Instructions for the task =>
Repeat the listing in full, preserving every character.

Provided information =>
···

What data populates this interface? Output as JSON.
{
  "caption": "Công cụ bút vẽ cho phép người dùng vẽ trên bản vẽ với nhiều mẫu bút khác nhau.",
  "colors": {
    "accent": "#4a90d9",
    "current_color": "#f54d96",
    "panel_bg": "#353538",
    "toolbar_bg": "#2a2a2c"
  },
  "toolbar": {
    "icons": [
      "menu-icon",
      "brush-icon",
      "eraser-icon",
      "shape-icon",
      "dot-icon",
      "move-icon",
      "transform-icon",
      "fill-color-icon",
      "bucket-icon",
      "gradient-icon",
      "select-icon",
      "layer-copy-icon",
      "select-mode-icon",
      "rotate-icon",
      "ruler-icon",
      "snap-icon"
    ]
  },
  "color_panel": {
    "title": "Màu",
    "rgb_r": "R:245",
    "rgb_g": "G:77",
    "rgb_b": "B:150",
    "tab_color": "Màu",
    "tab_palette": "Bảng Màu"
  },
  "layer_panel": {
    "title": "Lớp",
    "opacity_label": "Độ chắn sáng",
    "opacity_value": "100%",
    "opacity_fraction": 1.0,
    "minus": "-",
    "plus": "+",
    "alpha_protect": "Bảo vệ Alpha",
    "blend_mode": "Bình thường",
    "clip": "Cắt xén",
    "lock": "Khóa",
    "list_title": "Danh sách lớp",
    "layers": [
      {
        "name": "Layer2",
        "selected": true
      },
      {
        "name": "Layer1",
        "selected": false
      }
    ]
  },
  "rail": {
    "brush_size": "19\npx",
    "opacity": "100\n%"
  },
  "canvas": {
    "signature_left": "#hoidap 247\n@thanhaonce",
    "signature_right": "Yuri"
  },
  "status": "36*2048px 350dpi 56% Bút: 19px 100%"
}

···

Completed task =>
What data populates this interface? Output as JSON.
{
  "caption": "Công cụ bút vẽ cho phép người dùng vẽ trên bản vẽ với nhiều mẫu bút khác nhau.",
  "colors": {
    "accent": "#4a90d9",
    "current_color": "#f54d96",
    "panel_bg": "#353538",
    "toolbar_bg": "#2a2a2c"
  },
  "toolbar": {
    "icons": [
      "menu-icon",
      "brush-icon",
      "eraser-icon",
      "shape-icon",
      "dot-icon",
      "move-icon",
      "transform-icon",
      "fill-color-icon",
      "bucket-icon",
      "gradient-icon",
      "select-icon",
      "layer-copy-icon",
      "select-mode-icon",
      "rotate-icon",
      "ruler-icon",
      "snap-icon"
    ]
  },
  "color_panel": {
    "title": "Màu",
    "rgb_r": "R:245",
    "rgb_g": "G:77",
    "rgb_b": "B:150",
    "tab_color": "Màu",
    "tab_palette": "Bảng Màu"
  },
  "layer_panel": {
    "title": "Lớp",
    "opacity_label": "Độ chắn sáng",
    "opacity_value": "100%",
    "opacity_fraction": 1.0,
    "minus": "-",
    "plus": "+",
    "alpha_protect": "Bảo vệ Alpha",
    "blend_mode": "Bình thường",
    "clip": "Cắt xén",
    "lock": "Khóa",
    "list_title": "Danh sách lớp",
    "layers": [
      {
        "name": "Layer2",
        "selected": true
      },
      {
        "name": "Layer1",
        "selected": false
      }
    ]
  },
  "rail": {
    "brush_size": "19\npx",
    "opacity": "100\n%"
  },
  "canvas": {
    "signature_left": "#hoidap 247\n@thanhaonce",
    "signature_right": "Yuri"
  },
  "status": "36*2048px 350dpi 56% Bút: 19px 100%"
}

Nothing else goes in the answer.